> **Listed records**
- - - - - - -
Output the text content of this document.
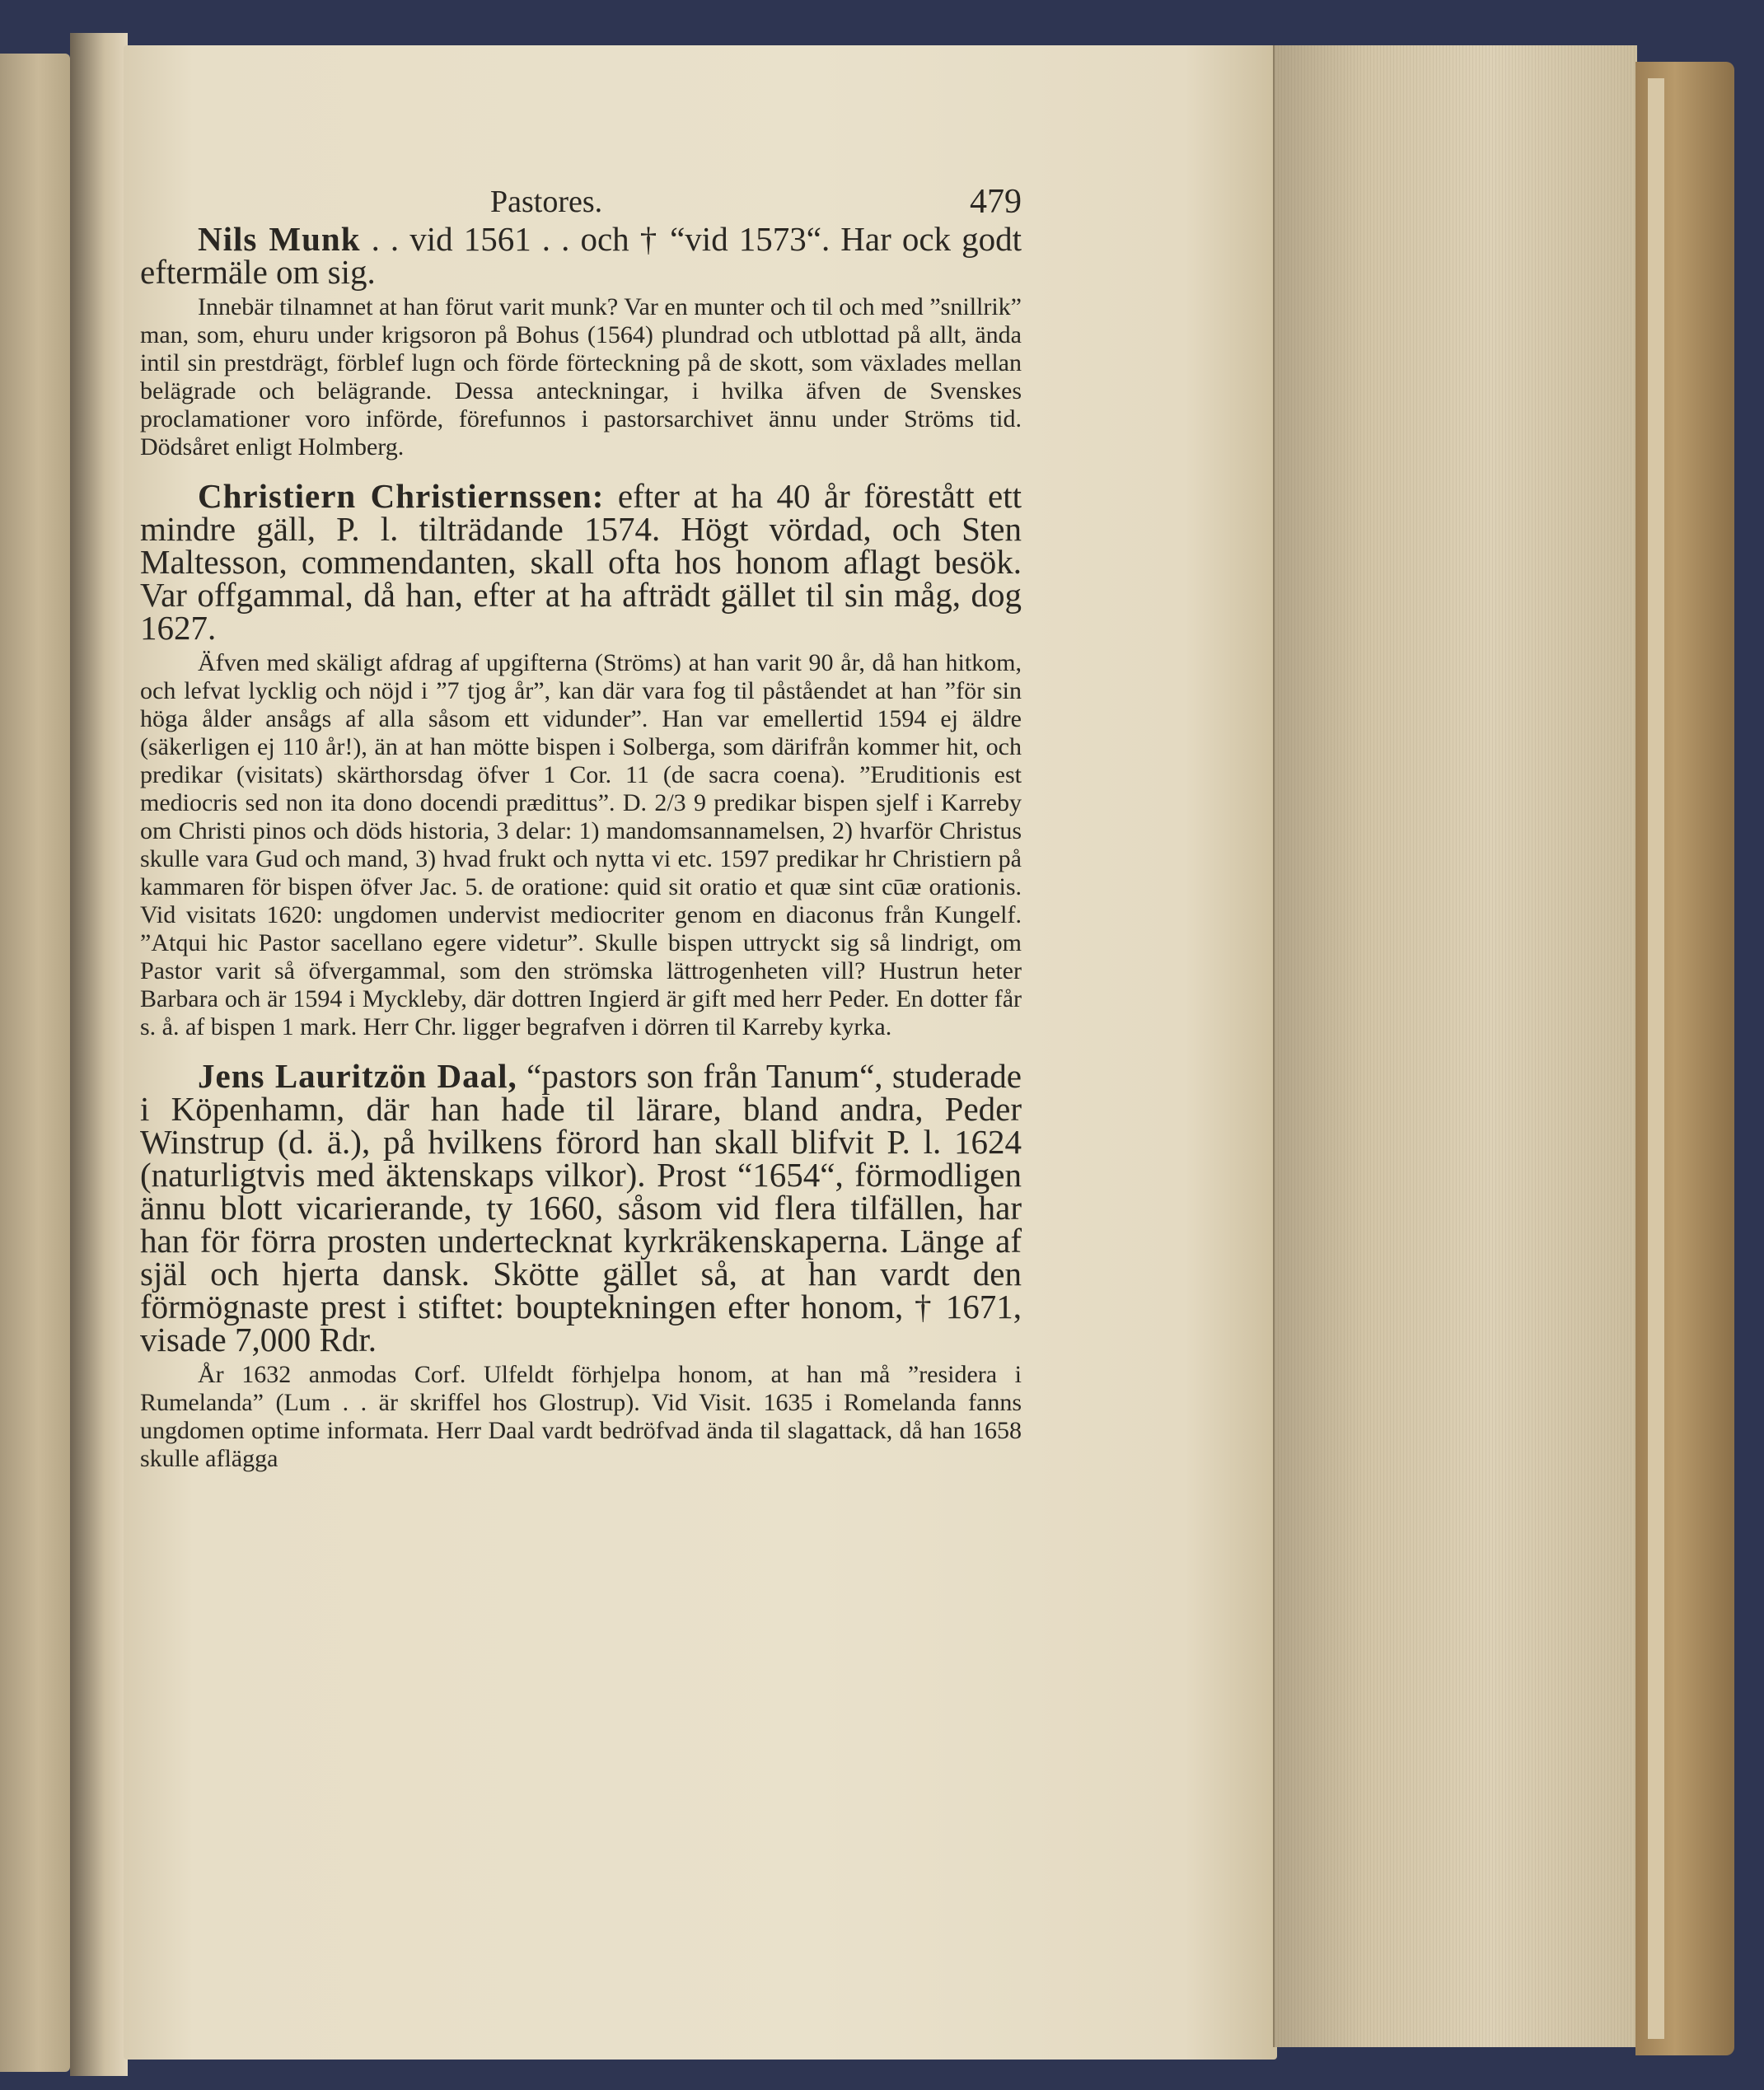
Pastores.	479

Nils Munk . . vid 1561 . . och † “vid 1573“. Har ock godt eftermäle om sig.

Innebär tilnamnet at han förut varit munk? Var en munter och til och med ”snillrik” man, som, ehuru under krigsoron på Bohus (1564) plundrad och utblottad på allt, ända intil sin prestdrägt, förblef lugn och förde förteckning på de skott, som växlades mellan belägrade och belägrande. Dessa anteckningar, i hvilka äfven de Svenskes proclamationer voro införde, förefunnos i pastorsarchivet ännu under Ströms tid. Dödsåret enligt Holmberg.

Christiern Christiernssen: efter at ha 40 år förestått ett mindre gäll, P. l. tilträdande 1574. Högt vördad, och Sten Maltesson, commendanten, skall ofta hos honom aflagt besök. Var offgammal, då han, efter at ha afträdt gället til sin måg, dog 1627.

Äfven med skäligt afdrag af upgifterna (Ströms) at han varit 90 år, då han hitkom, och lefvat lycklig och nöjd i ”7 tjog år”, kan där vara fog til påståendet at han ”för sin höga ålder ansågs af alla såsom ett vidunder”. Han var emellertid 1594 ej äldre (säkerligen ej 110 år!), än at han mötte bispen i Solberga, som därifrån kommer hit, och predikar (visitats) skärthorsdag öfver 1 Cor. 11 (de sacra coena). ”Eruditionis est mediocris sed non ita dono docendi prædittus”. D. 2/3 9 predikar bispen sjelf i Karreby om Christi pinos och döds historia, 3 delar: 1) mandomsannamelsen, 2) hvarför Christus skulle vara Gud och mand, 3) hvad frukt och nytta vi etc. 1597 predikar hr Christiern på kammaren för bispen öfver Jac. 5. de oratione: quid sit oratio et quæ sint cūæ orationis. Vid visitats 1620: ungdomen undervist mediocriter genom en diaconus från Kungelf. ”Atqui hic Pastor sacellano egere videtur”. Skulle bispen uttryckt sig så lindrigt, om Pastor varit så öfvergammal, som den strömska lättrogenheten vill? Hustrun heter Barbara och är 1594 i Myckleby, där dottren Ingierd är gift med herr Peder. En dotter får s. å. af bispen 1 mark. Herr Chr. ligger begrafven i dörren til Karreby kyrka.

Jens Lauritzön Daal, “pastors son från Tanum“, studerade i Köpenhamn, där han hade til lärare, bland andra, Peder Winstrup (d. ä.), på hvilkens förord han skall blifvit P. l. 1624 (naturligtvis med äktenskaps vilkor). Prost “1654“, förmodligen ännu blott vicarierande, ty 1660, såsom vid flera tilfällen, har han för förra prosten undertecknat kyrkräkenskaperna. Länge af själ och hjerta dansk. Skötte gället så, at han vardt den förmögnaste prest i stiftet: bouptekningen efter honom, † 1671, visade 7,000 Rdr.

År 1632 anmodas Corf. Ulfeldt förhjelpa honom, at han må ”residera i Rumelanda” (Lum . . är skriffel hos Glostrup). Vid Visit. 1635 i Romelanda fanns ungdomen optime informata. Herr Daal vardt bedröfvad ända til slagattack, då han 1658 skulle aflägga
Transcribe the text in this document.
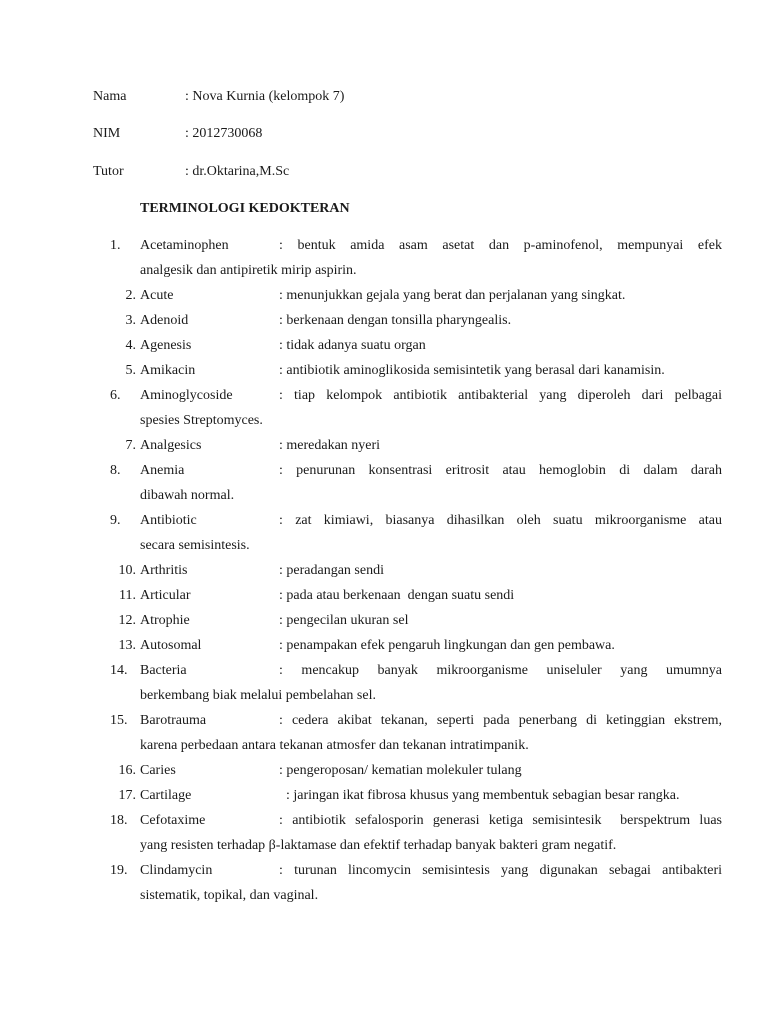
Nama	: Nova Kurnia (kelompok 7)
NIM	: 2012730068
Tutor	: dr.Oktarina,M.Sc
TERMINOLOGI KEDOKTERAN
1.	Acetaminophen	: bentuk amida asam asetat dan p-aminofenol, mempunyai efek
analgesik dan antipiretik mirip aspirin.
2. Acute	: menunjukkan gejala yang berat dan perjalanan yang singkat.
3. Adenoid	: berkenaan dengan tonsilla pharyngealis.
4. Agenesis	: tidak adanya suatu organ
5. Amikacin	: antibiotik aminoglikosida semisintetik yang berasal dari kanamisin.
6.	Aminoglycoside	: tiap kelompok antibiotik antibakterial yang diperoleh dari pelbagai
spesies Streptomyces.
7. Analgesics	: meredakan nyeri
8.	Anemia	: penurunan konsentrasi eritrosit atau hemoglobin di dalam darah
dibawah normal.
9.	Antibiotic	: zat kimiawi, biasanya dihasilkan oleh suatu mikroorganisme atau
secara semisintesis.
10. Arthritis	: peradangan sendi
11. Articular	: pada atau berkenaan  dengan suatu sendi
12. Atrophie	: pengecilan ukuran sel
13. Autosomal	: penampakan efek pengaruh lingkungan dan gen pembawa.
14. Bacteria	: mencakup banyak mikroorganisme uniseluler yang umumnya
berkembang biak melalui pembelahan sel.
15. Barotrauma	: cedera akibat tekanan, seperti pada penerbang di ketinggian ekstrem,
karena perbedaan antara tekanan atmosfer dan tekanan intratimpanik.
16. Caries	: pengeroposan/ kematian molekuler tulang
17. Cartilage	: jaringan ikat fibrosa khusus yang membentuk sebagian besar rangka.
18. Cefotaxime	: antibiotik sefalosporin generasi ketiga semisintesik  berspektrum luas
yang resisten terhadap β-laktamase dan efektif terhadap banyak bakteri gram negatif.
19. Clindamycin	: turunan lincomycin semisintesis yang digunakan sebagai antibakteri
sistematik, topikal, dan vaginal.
- - - - - - -
> **Task goal**
Among the entries, find every line holding "mikroorganisme" and return it.

> **Answer for the task**
9.	Antibiotic	: zat kimiawi, biasanya dihasilkan oleh suatu mikroorganisme atau
14. Bacteria	: mencakup banyak mikroorganisme uniseluler yang umumnya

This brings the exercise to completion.